Start of Study text

Guest Blogger: Jennifer Scott

The COVID-19 global pandemic has impacted everyone to a certain degree. Some people have lost much — jobs, friends, health, and loved ones. By now, we all know someone who has faced devastation in the wake of the coronavirus. Recovery is slow and hard, so I’ve put together resources to give you ideas on how to cope during the pandemic.

Virtual Learning

More and more kids are learning from home, which means more and more parents are teaching their kids. This can cause stress for your children, who will need a lot of time to adjust to this new normal — and for parents, who may not feel equipped to take on this new responsibility.

It’s important to reach out to your children’s teachers, principals, counselors, and other school leaders. They can help you manage your students’ workloads, set expectations, and even teach time management. Also, look to online resources. Many schools have Facebook groups for parents so they can support each other and connect at a time when social bonds are more important than ever.

Social Isolation

Many people are isolated from their friends and families during these strange and uncertain times. In order to help keep loved ones healthy and whole, they are sacrificing their own social needs. At times, it can feel an awful lot like grief. It can be very demoralizing and even depressing for some. Spend some quality virtual time with friends, whether FaceTiming during lunch or taking a socially distant stroll around the neighborhood.

This time of isolation can also be quite productive. Take it as an opportunity to work on organizing your house.

Remote Work

Employees are shifting to full-time telecommuting. While companies and individuals have had to adjust their workplace cultures and policies, households have also had to shift the way they live. Work-life balance is more important than ever.

The lines between your personal life and professional life will most certainly be blurred, and stress could boil over into other areas of your life. Try to keep your work isolated to one room of the house — or better yet, one with a door that closes. Make sure everyone has their own desk and computers, and private space where they can focus.

End of Study text
Start of Information shown

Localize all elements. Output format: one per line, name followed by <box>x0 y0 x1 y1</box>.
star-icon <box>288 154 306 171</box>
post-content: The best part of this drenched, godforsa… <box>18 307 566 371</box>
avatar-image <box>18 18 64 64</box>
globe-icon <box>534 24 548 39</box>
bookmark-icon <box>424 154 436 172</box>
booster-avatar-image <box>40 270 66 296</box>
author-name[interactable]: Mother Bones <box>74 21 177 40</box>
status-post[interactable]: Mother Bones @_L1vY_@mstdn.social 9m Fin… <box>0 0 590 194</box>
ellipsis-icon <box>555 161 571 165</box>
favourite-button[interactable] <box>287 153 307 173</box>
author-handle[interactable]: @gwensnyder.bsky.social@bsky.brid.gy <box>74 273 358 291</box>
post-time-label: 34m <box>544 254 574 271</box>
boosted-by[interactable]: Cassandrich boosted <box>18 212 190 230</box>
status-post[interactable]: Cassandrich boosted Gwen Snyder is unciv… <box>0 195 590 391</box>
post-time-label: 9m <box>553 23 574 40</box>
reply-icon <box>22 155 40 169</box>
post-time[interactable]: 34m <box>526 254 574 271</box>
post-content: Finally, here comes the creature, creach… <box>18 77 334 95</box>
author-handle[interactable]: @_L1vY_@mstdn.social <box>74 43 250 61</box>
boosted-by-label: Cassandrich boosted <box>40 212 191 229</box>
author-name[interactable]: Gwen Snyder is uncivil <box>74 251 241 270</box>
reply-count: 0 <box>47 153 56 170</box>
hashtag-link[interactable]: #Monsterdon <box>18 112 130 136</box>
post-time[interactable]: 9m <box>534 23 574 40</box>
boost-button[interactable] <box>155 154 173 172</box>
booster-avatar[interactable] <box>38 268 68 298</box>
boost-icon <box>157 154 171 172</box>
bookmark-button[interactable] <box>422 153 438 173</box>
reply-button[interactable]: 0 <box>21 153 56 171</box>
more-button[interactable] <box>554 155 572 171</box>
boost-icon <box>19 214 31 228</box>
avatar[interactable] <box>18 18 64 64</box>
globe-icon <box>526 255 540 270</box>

End of Information shown

## [Questions on the material]
[A] In the blog post on coping during the pandemic, turn the paragraph that begins "It's important to reach out" into a short bulleted list that keeps its main facts.
[B] Continue the blog post on coping during the pandemic, starting after its last sentence.

## [Answer list]
[A]
- Contact your children's teachers, principals, counselors, and other school leaders.
- They can help manage students' workloads, set expectations, and teach time management.
- Use online resources too.
- Many schools have Facebook groups where parents support each other and stay connected while social bonds matter more than ever.

[B]
Death and Sickness

More than 15 million Americans have been diagnosed with the coronavirus. Many have recovered, while many have not. Still more are left with life-long conditions as a result of COVID-19.

Losing a loved one, especially in the circumstances around COVID, can be very traumatic. This process takes a serious toll on survivors before, during, and after a loved one’s death. Just remember you are not alone, even in these days of isolation. An end of life doula can provide the care and guidance that families need to come to terms with loss and grief, even with distance through telehealth sessions.

Health and Exercise

Few people can find the time and emotional bandwidth for health and exercise while facing a global health crisis. If that sounds familiar, pick a few small goals to work toward. Jog a few days a week or take the dog for daily walks. Sign up for an online yoga subscription to focus on strengthening the mind and body while still learning from the experts.

You can also consider ordering from a meal delivery service like Blue Apron or Sun Basket. Since grocery shopping can be a nightmare and eating outside unsafe, quarantine can be an excellent time to brush up on your healthy cooking skills.

This is a time for mourning, there is no doubt. And as we mourn and grieve our losses — from jobs to friends to family members — we need to pay attention to signs of our emotional health and well-being. If you think you may be struggling to deal with the challenges of the coronavirus, reach out to Darcy Thiel from Help for Healing you need. She specializes in grief counseling, organization, and is an End of Life Doula.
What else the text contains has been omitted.